— BEGIN Provided records —

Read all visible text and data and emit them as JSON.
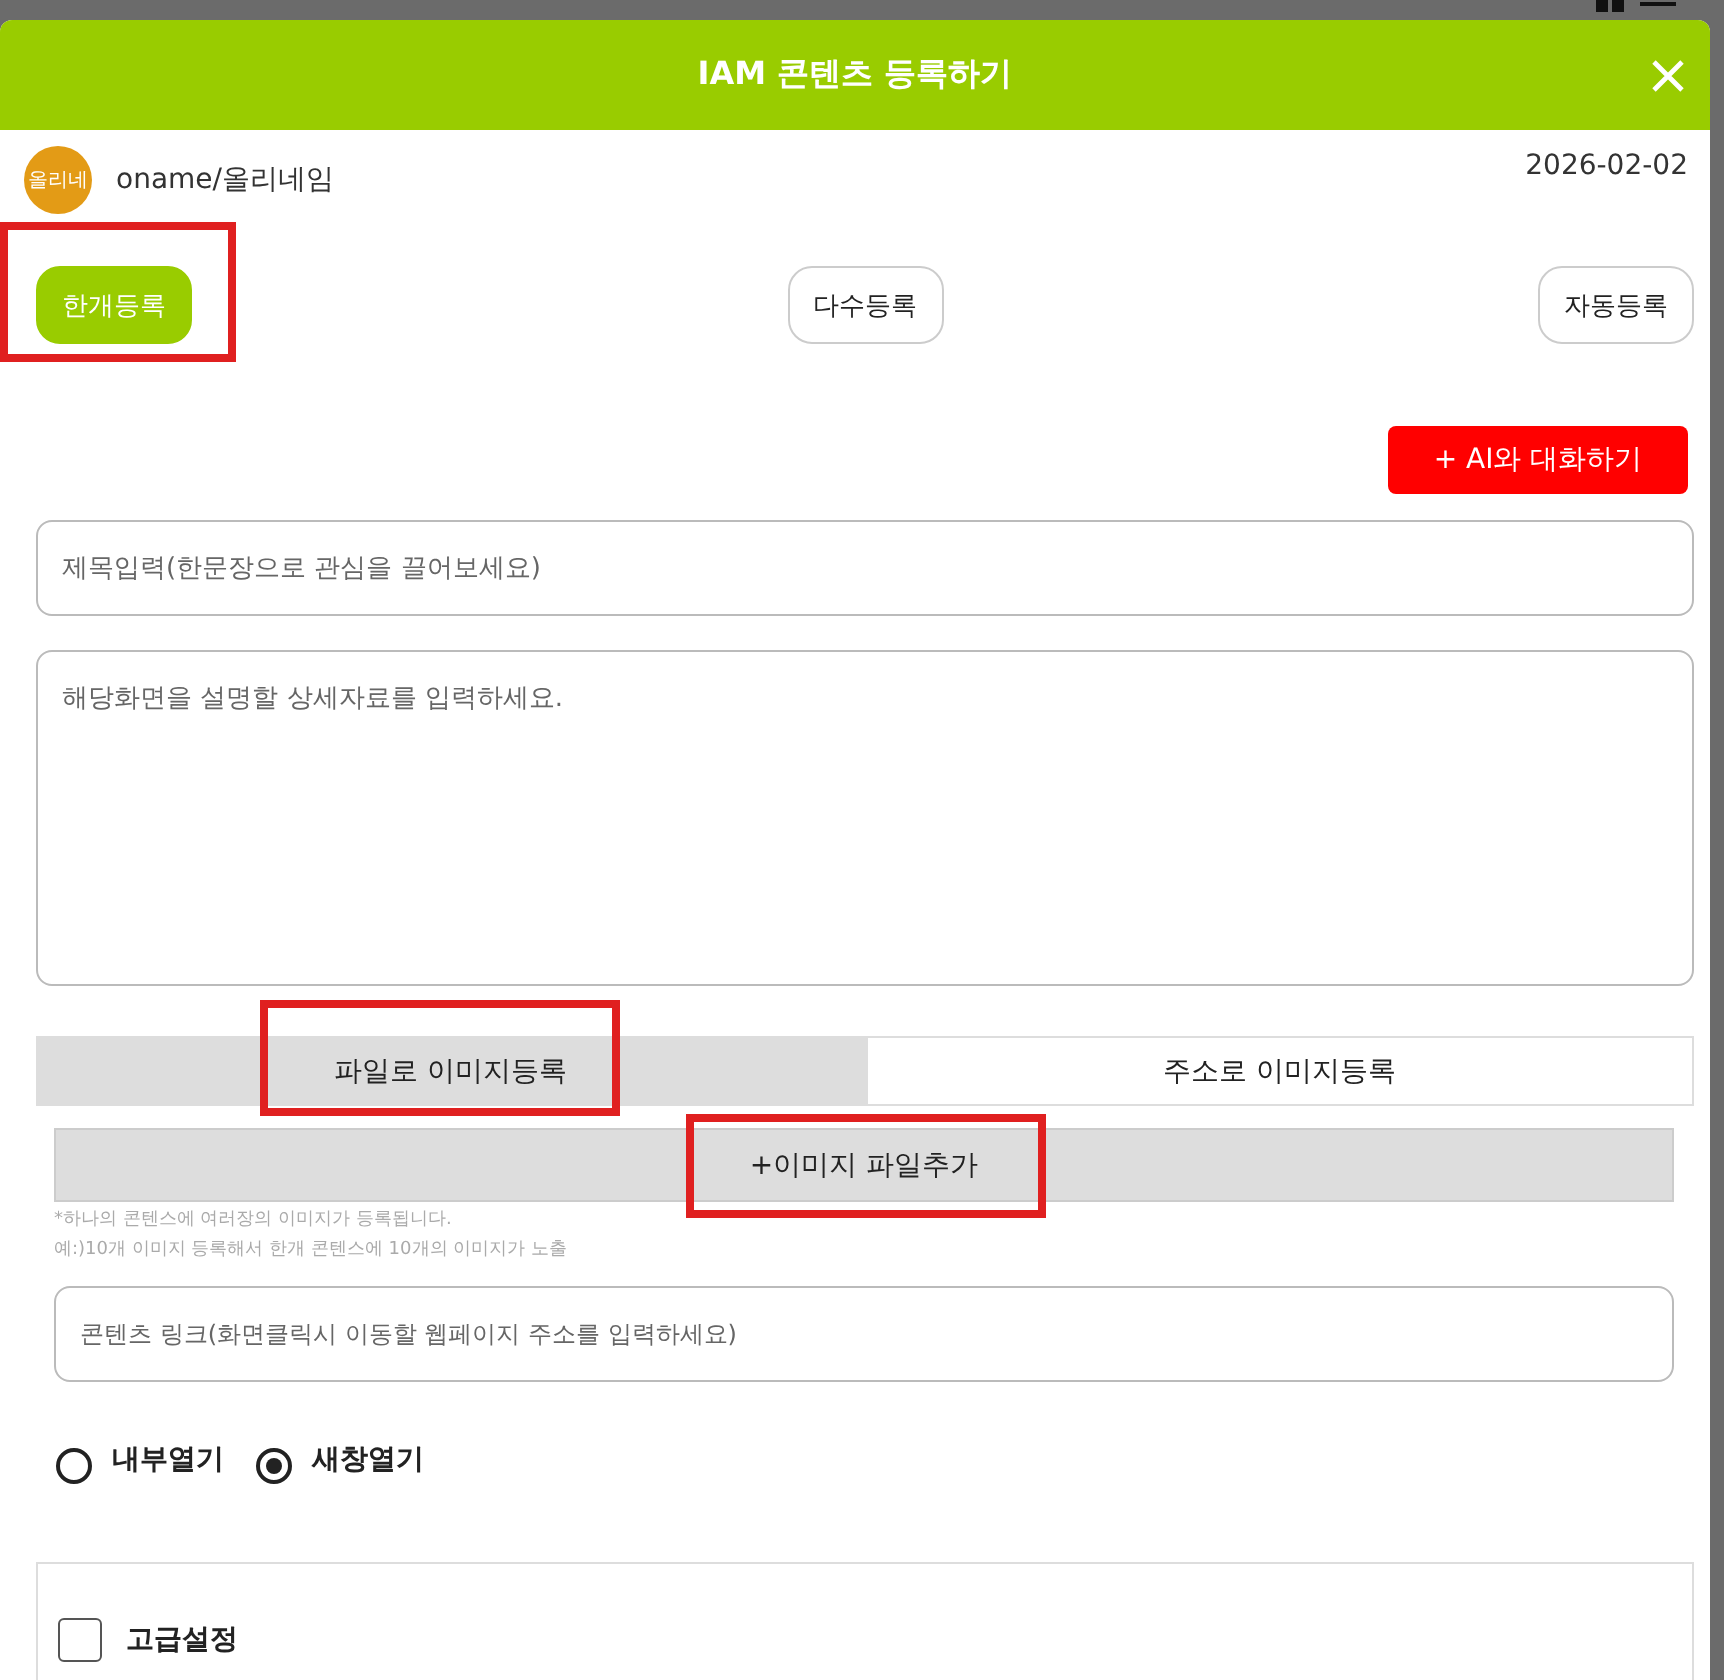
{
  "dialog": {
    "title": "IAM 콘텐츠 등록하기"
  },
  "author": {
    "avatar_text": "올리네",
    "name": "oname/올리네임",
    "date": "2026-02-02"
  },
  "modes": [
    {
      "label": "한개등록",
      "selected": true,
      "highlighted": true
    },
    {
      "label": "다수등록",
      "selected": false,
      "highlighted": false
    },
    {
      "label": "자동등록",
      "selected": false,
      "highlighted": false
    }
  ],
  "ai_button": "+ AI와 대화하기",
  "title_field": {
    "placeholder": "제목입력(한문장으로 관심을 끌어보세요)"
  },
  "detail_field": {
    "placeholder": "해당화면을 설명할 상세자료를 입력하세요."
  },
  "image_tabs": [
    {
      "label": "파일로 이미지등록",
      "selected": true,
      "highlighted": true
    },
    {
      "label": "주소로 이미지등록",
      "selected": false,
      "highlighted": false
    }
  ],
  "add_file_button": {
    "label": "+이미지 파일추가",
    "highlighted": true
  },
  "notes": [
    "*하나의 콘텐스에 여러장의 이미지가 등록됩니다.",
    "예:)10개 이미지 등록해서 한개 콘텐스에 10개의 이미지가 노출"
  ],
  "link_field": {
    "placeholder": "콘텐츠 링크(화면클릭시 이동할 웹페이지 주소를 입력하세요)"
  },
  "open_options": [
    {
      "label": "내부열기",
      "selected": false
    },
    {
      "label": "새창열기",
      "selected": true
    }
  ],
  "advanced": {
    "label": "고급설정",
    "checked": false
  }
}
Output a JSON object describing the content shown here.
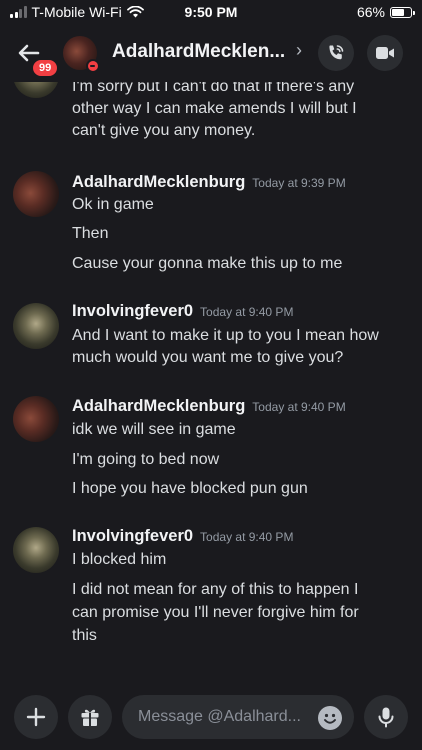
{
  "status_bar": {
    "carrier": "T-Mobile Wi-Fi",
    "time": "9:50 PM",
    "battery_text": "66%",
    "battery_level": 0.66
  },
  "header": {
    "back_icon": "back-arrow-icon",
    "unread_badge": "99",
    "title": "AdalhardMecklen...",
    "chevron": "›",
    "status": "do-not-disturb",
    "call_icon": "phone-call-icon",
    "video_icon": "video-camera-icon"
  },
  "messages": {
    "partial_prev": {
      "lines": [
        "I'm sorry but I can't do that if there's any",
        "other way I can make amends I will but I",
        "can't give you any money."
      ]
    },
    "groups": [
      {
        "author": "AdalhardMecklenburg",
        "timestamp": "Today at 9:39 PM",
        "lines": [
          "Ok in game",
          "Then",
          "Cause your gonna make this up to me"
        ]
      },
      {
        "author": "Involvingfever0",
        "timestamp": "Today at 9:40 PM",
        "lines": [
          "And I want to make it up to you I mean how",
          "much would you want me to give you?"
        ]
      },
      {
        "author": "AdalhardMecklenburg",
        "timestamp": "Today at 9:40 PM",
        "lines": [
          "idk we will see in game",
          "I'm going to bed now",
          "I hope you have blocked pun gun"
        ]
      },
      {
        "author": "Involvingfever0",
        "timestamp": "Today at 9:40 PM",
        "lines": [
          "I blocked him",
          "I did not mean for any of this to happen I",
          "can promise you I'll never forgive him for",
          "this"
        ]
      }
    ]
  },
  "input_bar": {
    "plus_icon": "plus-icon",
    "gift_icon": "gift-icon",
    "placeholder": "Message @Adalhard...",
    "emoji_icon": "emoji-icon",
    "mic_icon": "microphone-icon"
  },
  "colors": {
    "background": "#1a1a1e",
    "button_bg": "#2b2d31",
    "badge_red": "#f23f43",
    "text_primary": "#f2f3f5",
    "text_body": "#dbdee1",
    "text_muted": "#949ba4"
  }
}
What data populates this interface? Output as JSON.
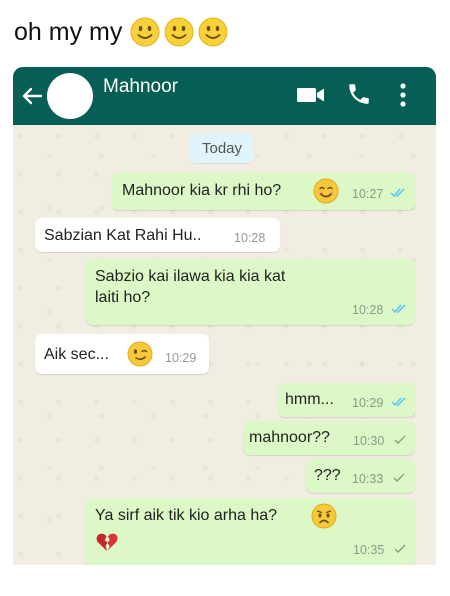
{
  "caption": {
    "text": "oh my my",
    "emojis": [
      "slightly-smiling-face",
      "slightly-smiling-face",
      "slightly-smiling-face"
    ]
  },
  "header": {
    "contact_name": "Mahnoor",
    "color": "#075e54"
  },
  "chat": {
    "date_label": "Today",
    "messages": [
      {
        "direction": "outgoing",
        "text": "Mahnoor kia kr rhi ho?",
        "emoji": "smiling-face",
        "time": "10:27",
        "status": "read"
      },
      {
        "direction": "incoming",
        "text": "Sabzian Kat Rahi Hu..",
        "time": "10:28"
      },
      {
        "direction": "outgoing",
        "text_line1": "Sabzio kai ilawa kia kia kat",
        "text_line2": "laiti ho?",
        "time": "10:28",
        "status": "read"
      },
      {
        "direction": "incoming",
        "text": "Aik sec...",
        "emoji": "winking-face",
        "time": "10:29"
      },
      {
        "direction": "outgoing",
        "text": "hmm...",
        "time": "10:29",
        "status": "read"
      },
      {
        "direction": "outgoing",
        "text": "mahnoor??",
        "time": "10:30",
        "status": "sent"
      },
      {
        "direction": "outgoing",
        "text": "???",
        "time": "10:33",
        "status": "sent"
      },
      {
        "direction": "outgoing",
        "text": "Ya sirf aik tik kio arha ha?",
        "emoji": "worried-face",
        "emoji2": "broken-heart",
        "time": "10:35",
        "status": "sent"
      }
    ]
  },
  "colors": {
    "outgoing_bubble": "#dcf8c6",
    "incoming_bubble": "#ffffff",
    "read_tick": "#4fc3f7",
    "sent_tick": "#8a9a8a"
  }
}
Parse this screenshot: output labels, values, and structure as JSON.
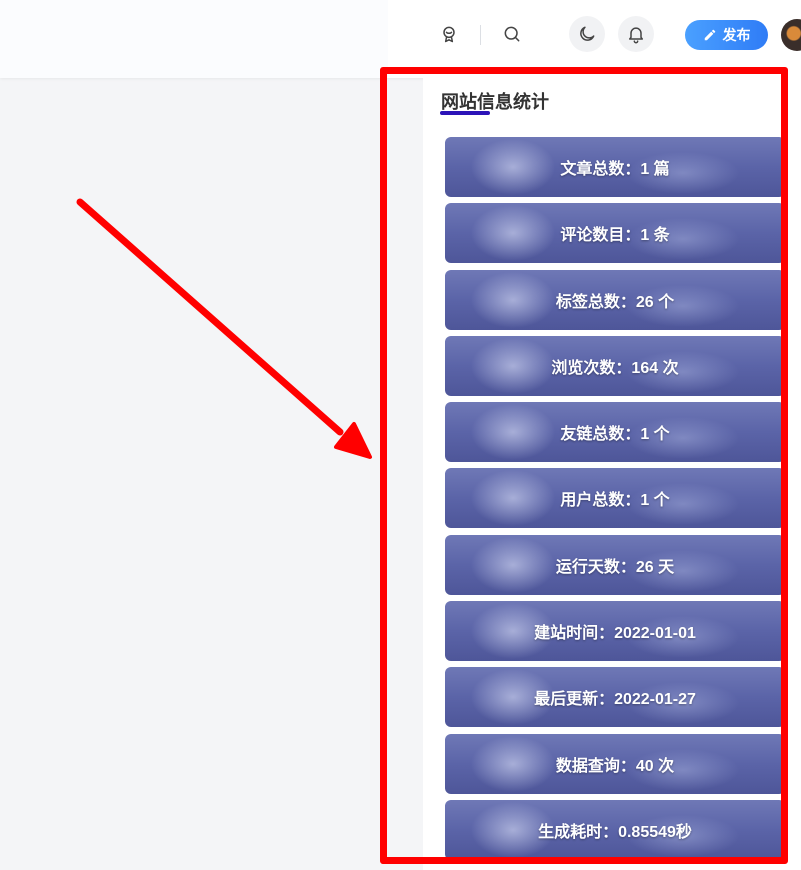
{
  "header": {
    "icons": {
      "medal": "medal-icon",
      "search": "search-icon",
      "theme": "moon-icon",
      "notify": "bell-icon",
      "publish": "pencil-icon"
    },
    "publish_label": "发布"
  },
  "widget": {
    "title": "网站信息统计",
    "stats": [
      "文章总数：1 篇",
      "评论数目：1 条",
      "标签总数：26 个",
      "浏览次数：164 次",
      "友链总数：1 个",
      "用户总数：1 个",
      "运行天数：26 天",
      "建站时间：2022-01-01",
      "最后更新：2022-01-27",
      "数据查询：40 次",
      "生成耗时：0.85549秒"
    ]
  },
  "colors": {
    "accent_underline": "#2c13b8",
    "publish_button": "#3a8ef8",
    "annotation": "#ff0000"
  }
}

— END Provided records —

### Exercise aim
Identify all lines where the word "blocked" shows up. Copy them.

### Answer
          "I hope you have blocked pun gun"
          "I blocked him",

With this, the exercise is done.